[begin Material provided]

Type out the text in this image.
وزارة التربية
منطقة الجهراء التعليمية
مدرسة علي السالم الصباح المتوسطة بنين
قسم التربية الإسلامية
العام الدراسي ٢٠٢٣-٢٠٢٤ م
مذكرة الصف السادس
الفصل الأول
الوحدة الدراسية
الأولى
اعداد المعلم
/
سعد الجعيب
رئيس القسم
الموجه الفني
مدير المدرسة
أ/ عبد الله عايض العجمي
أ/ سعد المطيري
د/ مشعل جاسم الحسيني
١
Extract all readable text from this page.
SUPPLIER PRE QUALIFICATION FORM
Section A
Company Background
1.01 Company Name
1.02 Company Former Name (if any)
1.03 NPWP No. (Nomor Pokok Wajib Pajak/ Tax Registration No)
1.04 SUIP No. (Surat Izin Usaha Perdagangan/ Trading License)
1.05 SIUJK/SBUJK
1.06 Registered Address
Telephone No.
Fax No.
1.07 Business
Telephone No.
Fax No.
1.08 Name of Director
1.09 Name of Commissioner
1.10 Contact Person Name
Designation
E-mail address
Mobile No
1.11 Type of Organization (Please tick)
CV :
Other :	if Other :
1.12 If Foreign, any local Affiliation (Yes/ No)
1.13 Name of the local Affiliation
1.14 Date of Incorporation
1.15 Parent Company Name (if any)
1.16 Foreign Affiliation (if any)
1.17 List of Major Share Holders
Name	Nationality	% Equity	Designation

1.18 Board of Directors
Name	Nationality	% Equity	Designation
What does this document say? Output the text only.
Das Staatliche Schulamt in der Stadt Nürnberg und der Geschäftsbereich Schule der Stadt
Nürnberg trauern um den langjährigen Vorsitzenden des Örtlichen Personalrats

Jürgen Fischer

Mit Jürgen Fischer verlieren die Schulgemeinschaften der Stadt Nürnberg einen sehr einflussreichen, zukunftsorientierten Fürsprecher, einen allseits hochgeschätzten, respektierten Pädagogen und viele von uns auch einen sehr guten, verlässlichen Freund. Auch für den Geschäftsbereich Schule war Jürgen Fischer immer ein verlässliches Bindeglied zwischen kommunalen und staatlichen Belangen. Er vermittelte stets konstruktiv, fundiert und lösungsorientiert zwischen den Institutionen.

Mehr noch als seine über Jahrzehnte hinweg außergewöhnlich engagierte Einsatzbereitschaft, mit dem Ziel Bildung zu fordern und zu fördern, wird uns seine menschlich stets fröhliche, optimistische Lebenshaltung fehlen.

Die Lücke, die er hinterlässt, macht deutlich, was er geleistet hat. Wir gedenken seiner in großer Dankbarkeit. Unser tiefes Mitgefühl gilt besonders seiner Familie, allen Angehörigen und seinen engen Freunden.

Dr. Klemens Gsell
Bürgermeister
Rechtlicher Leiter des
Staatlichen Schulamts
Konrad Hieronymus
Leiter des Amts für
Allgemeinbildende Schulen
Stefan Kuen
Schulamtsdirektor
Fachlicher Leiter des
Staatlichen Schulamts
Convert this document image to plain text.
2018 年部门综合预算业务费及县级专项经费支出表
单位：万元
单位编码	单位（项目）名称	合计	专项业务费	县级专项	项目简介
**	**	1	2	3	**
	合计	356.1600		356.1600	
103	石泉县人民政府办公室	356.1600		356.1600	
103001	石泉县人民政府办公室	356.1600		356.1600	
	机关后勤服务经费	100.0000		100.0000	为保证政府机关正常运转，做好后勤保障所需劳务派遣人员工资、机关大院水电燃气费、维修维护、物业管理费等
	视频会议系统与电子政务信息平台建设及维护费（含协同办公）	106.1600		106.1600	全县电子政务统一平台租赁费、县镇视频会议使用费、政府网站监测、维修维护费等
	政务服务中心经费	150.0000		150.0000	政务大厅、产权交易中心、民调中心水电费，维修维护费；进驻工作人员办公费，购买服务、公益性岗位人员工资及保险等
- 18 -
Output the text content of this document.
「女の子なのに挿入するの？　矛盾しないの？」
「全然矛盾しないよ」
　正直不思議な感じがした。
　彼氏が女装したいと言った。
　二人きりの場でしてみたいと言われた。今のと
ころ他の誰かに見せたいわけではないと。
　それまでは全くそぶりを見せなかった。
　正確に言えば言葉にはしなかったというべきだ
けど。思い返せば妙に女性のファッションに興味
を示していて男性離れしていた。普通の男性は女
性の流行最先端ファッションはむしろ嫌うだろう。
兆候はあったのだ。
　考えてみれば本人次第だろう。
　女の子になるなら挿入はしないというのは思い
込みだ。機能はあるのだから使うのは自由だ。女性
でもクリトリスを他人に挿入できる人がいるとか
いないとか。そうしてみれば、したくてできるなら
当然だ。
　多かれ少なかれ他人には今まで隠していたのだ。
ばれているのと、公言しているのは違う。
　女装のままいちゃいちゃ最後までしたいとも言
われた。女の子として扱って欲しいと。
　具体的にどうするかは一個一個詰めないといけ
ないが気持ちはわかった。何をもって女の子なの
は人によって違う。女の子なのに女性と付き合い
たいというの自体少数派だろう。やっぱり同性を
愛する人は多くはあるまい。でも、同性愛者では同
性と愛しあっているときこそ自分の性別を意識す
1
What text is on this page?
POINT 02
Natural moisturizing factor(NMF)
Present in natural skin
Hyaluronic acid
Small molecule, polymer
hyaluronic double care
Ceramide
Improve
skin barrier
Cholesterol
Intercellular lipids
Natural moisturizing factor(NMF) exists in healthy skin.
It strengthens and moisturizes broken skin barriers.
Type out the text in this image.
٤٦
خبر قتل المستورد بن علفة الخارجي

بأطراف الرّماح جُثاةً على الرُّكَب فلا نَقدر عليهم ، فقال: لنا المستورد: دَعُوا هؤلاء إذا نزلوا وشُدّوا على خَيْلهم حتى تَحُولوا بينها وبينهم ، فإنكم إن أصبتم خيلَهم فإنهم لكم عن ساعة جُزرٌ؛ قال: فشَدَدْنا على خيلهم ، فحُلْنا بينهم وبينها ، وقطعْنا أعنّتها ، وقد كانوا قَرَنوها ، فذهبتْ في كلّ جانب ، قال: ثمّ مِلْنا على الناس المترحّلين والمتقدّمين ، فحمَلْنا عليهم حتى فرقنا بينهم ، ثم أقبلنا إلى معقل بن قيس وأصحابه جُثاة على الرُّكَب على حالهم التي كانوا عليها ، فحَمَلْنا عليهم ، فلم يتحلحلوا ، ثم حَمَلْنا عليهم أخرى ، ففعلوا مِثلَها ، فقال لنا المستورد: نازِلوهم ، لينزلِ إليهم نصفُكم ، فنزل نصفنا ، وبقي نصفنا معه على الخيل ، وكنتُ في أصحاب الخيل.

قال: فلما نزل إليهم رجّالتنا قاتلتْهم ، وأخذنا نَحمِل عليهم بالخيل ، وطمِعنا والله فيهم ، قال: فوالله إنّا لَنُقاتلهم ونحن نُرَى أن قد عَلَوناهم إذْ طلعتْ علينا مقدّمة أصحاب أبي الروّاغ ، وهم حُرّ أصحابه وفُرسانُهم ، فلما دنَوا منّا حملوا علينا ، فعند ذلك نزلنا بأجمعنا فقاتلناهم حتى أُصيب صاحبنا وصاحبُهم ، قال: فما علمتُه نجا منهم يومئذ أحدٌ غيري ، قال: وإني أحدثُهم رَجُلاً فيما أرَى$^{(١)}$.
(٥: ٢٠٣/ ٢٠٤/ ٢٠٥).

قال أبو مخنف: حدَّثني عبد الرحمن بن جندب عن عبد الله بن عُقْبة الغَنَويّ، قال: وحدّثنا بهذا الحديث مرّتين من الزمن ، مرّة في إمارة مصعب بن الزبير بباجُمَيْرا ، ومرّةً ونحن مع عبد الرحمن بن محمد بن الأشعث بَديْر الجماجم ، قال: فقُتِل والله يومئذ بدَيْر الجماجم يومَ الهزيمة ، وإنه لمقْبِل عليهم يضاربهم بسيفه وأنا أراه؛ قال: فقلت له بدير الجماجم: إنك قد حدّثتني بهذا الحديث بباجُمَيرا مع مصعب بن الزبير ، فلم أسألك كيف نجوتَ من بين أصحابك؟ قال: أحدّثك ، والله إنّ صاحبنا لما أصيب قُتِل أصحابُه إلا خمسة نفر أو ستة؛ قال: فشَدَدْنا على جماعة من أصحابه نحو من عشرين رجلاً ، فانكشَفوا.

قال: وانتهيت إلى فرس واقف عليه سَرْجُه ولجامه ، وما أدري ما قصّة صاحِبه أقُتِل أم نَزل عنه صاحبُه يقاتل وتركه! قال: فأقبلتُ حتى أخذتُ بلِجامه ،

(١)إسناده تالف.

[end Material provided]

> **Instructions for the task**
All lines in the data that contain the word "Leiter" should be copied.

> **Solved problem**
Rechtlicher Leiter des
Leiter des Amts für
Fachlicher Leiter des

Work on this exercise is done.